----- Information supplied
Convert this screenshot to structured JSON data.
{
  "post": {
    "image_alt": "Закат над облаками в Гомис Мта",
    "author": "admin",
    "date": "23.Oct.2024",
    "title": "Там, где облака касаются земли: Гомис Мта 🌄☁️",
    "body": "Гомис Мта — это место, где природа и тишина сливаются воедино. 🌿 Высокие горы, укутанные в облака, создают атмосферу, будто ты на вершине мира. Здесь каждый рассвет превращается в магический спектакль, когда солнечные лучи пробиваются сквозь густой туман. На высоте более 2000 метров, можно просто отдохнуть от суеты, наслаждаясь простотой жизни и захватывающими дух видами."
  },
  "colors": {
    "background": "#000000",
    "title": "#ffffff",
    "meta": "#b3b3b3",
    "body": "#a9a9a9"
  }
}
----------
__What you need to do__.
Take each line containing the string "body" and copy it out.

__Reply to the task__.
    "body": "Гомис Мта — это место, где природа и тишина сливаются воедино. 🌿 Высокие горы, укутанные в облака, создают атмосферу, будто ты на вершине мира. Здесь каждый рассвет превращается в магический спектакль, когда солнечные лучи пробиваются сквозь густой туман. На высоте более 2000 метров, можно просто отдохнуть от суеты, наслаждаясь простотой жизни и захватывающими дух видами."
    "body": "#a9a9a9"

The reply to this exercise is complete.